Records from a data collection
%%
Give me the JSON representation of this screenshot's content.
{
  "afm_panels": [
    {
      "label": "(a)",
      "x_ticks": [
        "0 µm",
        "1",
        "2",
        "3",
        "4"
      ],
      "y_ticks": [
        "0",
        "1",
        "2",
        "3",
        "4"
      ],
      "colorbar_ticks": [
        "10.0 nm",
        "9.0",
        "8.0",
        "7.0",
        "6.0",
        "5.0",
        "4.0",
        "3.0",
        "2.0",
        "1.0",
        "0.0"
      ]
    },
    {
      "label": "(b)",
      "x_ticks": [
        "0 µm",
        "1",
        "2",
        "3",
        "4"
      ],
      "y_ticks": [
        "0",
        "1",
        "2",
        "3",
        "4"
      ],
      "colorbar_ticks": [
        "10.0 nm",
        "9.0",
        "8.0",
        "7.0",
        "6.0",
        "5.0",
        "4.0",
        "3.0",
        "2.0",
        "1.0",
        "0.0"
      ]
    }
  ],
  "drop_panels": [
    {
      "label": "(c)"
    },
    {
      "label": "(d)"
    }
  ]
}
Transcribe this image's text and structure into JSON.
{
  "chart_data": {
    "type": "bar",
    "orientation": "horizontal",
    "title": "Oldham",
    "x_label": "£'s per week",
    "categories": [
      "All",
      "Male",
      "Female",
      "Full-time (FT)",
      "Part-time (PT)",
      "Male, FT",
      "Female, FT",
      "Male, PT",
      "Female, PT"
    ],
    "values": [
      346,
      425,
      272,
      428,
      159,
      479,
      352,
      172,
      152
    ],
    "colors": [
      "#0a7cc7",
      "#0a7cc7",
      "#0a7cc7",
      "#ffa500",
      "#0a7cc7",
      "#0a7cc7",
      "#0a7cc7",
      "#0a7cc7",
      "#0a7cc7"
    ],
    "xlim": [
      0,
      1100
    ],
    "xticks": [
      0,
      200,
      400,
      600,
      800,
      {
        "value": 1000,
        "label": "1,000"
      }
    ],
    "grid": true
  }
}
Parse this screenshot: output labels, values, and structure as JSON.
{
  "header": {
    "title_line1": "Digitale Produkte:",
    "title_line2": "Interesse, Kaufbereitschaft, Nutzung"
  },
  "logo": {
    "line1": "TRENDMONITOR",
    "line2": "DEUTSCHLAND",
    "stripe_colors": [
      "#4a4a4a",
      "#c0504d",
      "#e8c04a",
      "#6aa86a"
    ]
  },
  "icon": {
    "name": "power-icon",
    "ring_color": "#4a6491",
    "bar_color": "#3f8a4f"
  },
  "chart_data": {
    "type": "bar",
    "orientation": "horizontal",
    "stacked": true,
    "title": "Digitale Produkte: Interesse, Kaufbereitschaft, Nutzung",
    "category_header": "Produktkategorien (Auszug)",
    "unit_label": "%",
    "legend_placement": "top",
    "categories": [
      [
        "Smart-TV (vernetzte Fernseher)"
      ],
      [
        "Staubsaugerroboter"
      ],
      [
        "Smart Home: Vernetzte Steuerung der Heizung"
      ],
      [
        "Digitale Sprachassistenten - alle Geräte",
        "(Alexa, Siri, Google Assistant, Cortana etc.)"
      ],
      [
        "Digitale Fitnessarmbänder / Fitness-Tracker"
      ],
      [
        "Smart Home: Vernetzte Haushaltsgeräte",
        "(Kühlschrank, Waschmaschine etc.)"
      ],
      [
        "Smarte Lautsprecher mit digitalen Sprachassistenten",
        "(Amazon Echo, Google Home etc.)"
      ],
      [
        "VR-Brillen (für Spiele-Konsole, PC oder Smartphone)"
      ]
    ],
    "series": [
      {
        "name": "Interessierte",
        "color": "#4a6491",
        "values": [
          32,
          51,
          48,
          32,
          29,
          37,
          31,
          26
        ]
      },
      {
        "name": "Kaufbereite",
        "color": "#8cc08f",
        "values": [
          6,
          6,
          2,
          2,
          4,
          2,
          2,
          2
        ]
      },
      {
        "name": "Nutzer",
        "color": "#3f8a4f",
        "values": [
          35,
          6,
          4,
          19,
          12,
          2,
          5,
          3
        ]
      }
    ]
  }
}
%%
• _Goal_
Transcribe all of the lines in the records precisely.

• _Output for this exercise_
Give me the JSON representation of this screenshot's content.
{
  "afm_panels": [
    {
      "label": "(a)",
      "x_ticks": [
        "0 µm",
        "1",
        "2",
        "3",
        "4"
      ],
      "y_ticks": [
        "0",
        "1",
        "2",
        "3",
        "4"
      ],
      "colorbar_ticks": [
        "10.0 nm",
        "9.0",
        "8.0",
        "7.0",
        "6.0",
        "5.0",
        "4.0",
        "3.0",
        "2.0",
        "1.0",
        "0.0"
      ]
    },
    {
      "label": "(b)",
      "x_ticks": [
        "0 µm",
        "1",
        "2",
        "3",
        "4"
      ],
      "y_ticks": [
        "0",
        "1",
        "2",
        "3",
        "4"
      ],
      "colorbar_ticks": [
        "10.0 nm",
        "9.0",
        "8.0",
        "7.0",
        "6.0",
        "5.0",
        "4.0",
        "3.0",
        "2.0",
        "1.0",
        "0.0"
      ]
    }
  ],
  "drop_panels": [
    {
      "label": "(c)"
    },
    {
      "label": "(d)"
    }
  ]
}
Transcribe this image's text and structure into JSON.
{
  "chart_data": {
    "type": "bar",
    "orientation": "horizontal",
    "title": "Oldham",
    "x_label": "£'s per week",
    "categories": [
      "All",
      "Male",
      "Female",
      "Full-time (FT)",
      "Part-time (PT)",
      "Male, FT",
      "Female, FT",
      "Male, PT",
      "Female, PT"
    ],
    "values": [
      346,
      425,
      272,
      428,
      159,
      479,
      352,
      172,
      152
    ],
    "colors": [
      "#0a7cc7",
      "#0a7cc7",
      "#0a7cc7",
      "#ffa500",
      "#0a7cc7",
      "#0a7cc7",
      "#0a7cc7",
      "#0a7cc7",
      "#0a7cc7"
    ],
    "xlim": [
      0,
      1100
    ],
    "xticks": [
      0,
      200,
      400,
      600,
      800,
      {
        "value": 1000,
        "label": "1,000"
      }
    ],
    "grid": true
  }
}
Parse this screenshot: output labels, values, and structure as JSON.
{
  "header": {
    "title_line1": "Digitale Produkte:",
    "title_line2": "Interesse, Kaufbereitschaft, Nutzung"
  },
  "logo": {
    "line1": "TRENDMONITOR",
    "line2": "DEUTSCHLAND",
    "stripe_colors": [
      "#4a4a4a",
      "#c0504d",
      "#e8c04a",
      "#6aa86a"
    ]
  },
  "icon": {
    "name": "power-icon",
    "ring_color": "#4a6491",
    "bar_color": "#3f8a4f"
  },
  "chart_data": {
    "type": "bar",
    "orientation": "horizontal",
    "stacked": true,
    "title": "Digitale Produkte: Interesse, Kaufbereitschaft, Nutzung",
    "category_header": "Produktkategorien (Auszug)",
    "unit_label": "%",
    "legend_placement": "top",
    "categories": [
      [
        "Smart-TV (vernetzte Fernseher)"
      ],
      [
        "Staubsaugerroboter"
      ],
      [
        "Smart Home: Vernetzte Steuerung der Heizung"
      ],
      [
        "Digitale Sprachassistenten - alle Geräte",
        "(Alexa, Siri, Google Assistant, Cortana etc.)"
      ],
      [
        "Digitale Fitnessarmbänder / Fitness-Tracker"
      ],
      [
        "Smart Home: Vernetzte Haushaltsgeräte",
        "(Kühlschrank, Waschmaschine etc.)"
      ],
      [
        "Smarte Lautsprecher mit digitalen Sprachassistenten",
        "(Amazon Echo, Google Home etc.)"
      ],
      [
        "VR-Brillen (für Spiele-Konsole, PC oder Smartphone)"
      ]
    ],
    "series": [
      {
        "name": "Interessierte",
        "color": "#4a6491",
        "values": [
          32,
          51,
          48,
          32,
          29,
          37,
          31,
          26
        ]
      },
      {
        "name": "Kaufbereite",
        "color": "#8cc08f",
        "values": [
          6,
          6,
          2,
          2,
          4,
          2,
          2,
          2
        ]
      },
      {
        "name": "Nutzer",
        "color": "#3f8a4f",
        "values": [
          35,
          6,
          4,
          19,
          12,
          2,
          5,
          3
        ]
      }
    ]
  }
}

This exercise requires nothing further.